▸ TAREFA ESCRITA A
Transcreva do texto sobre o colégio o trecho que começa em "Não estou necessariamente" e segue até "e pagar contas.".
▸ TAREFA ESCRITA B
Dê continuidade ao texto sobre o colégio a partir do ponto em que ele termina.

▸ TEXTO FORNECIDO
# # #

Foram mais de dez anos nessa instituição e, ou eu fui realmente um aluno ruim como pareciam me tratar, com severas alucinações sobre a realidade dos fatos e lembranças ainda mais débeis, ou esse momento de ensinar sobre a vida nunca aconteceu como proposto. Tento, mas não consigo me lembrar de um único momento em que houve alguma preocupação genuína, dentro do projeto educativo do colégio, em ensinar algo valioso sobre a vida, formar pessoas, amar.

Não estou necessariamente falando de questões profundas sobre a vida em toda sua essência e complexidade. Embora fosse lindo e quase utópico, imaginar aprender sobre filosofia, empatia, e sobre todas as questões essenciais da condição humana pós virada do milênio, sobre as coisas que realmente forma caráter, não precisaríamos ir “tão longe” para atender os requisitos aqui. Eu não me lembro de ter aprendido nem o básico da vida pra ser um adulto. Ainda que fosse o mínimo para ser um adulto medíocre, talvez até burro. Afinal, adultos burros também precisam sobreviver e pagar contas.

# # #

▸ DADOS DE ORIGEM
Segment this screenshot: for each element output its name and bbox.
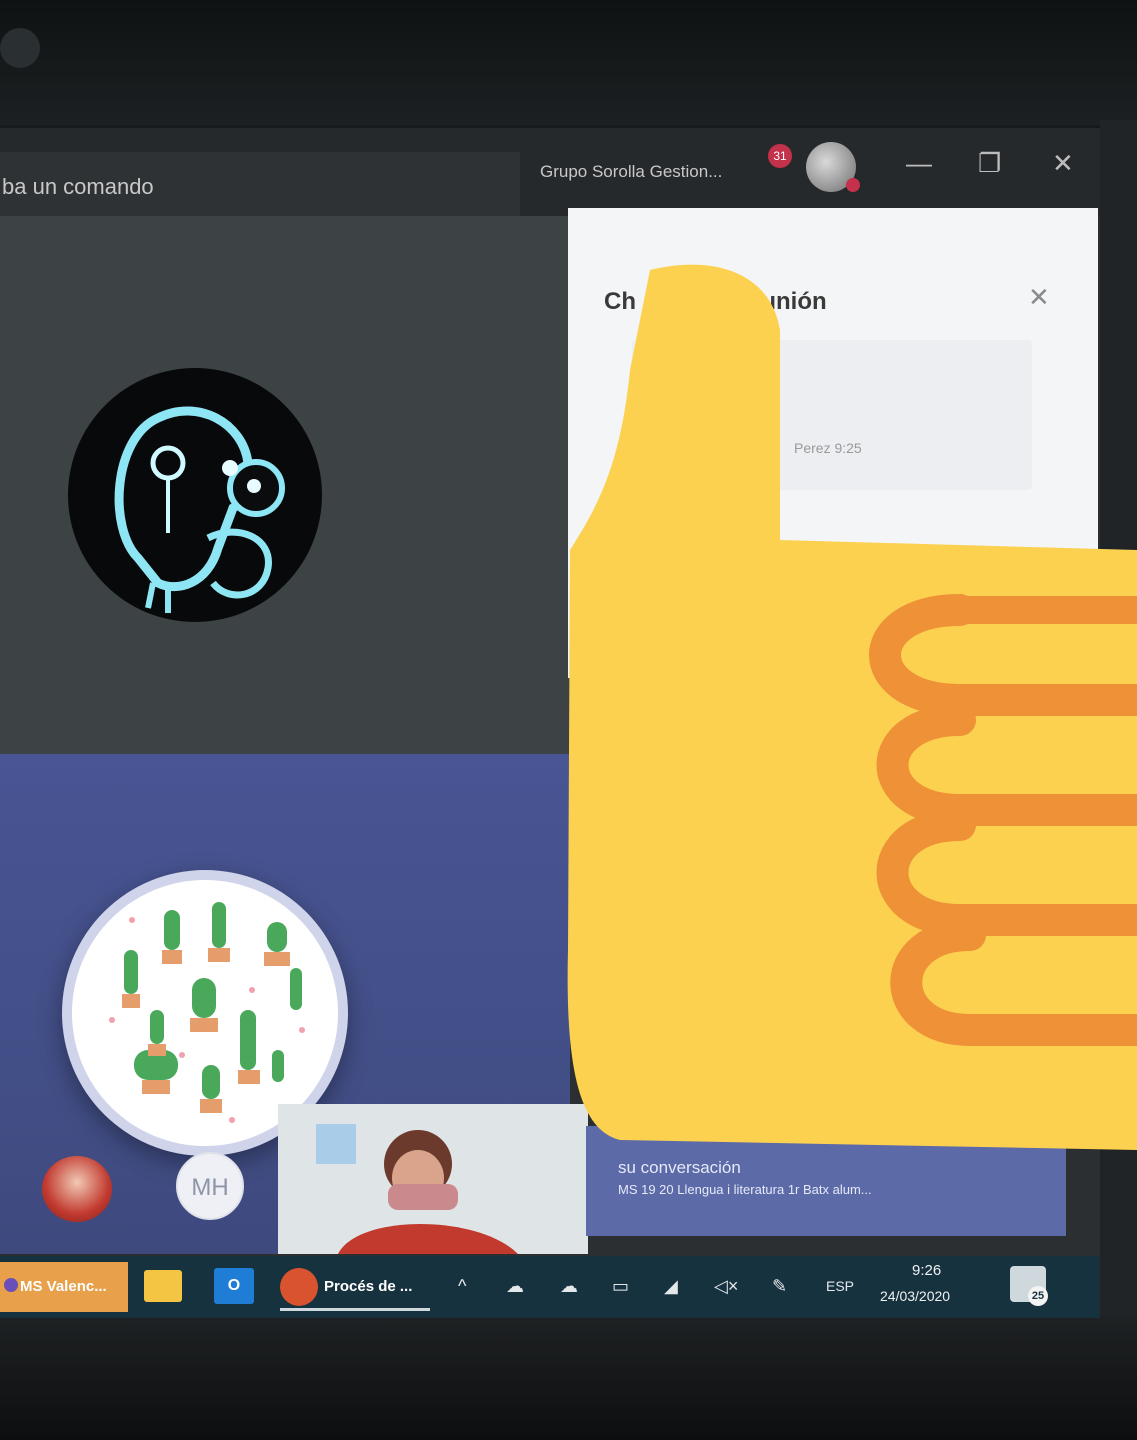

# # #

▸ RESPOSTA ESCRITA A
Não estou necessariamente falando de questões profundas sobre a vida em toda sua essência e complexidade. Embora fosse lindo e quase utópico, imaginar aprender sobre filosofia, empatia, e sobre todas as questões essenciais da condição humana pós virada do milênio, sobre as coisas que realmente forma caráter, não precisaríamos ir “tão longe” para atender os requisitos aqui. Eu não me lembro de ter aprendido nem o básico da vida pra ser um adulto. Ainda que fosse o mínimo para ser um adulto medíocre, talvez até burro. Afinal, adultos burros também precisam sobreviver e pagar contas.

▸ RESPOSTA ESCRITA B
Mas eu lembro sim, de muitas coisas. Lembro da nossa aula de “filosofia” ser ministrada por um professor de religião. Lembro de Tomás de Aquino, principalmente. Coincidência? Talvez. Minhas breves recordações se concentram nele e nos pré socráticos. Mas o que eu lembro bem, era desse mesmo professor, durante a aula, falar que camisinha não era o único método contraceptivo. Que ele e a esposa utilizavam um método aceito por Deus. Teoricamente mais correto. A tabelinha. Lembro como se fosse ontem.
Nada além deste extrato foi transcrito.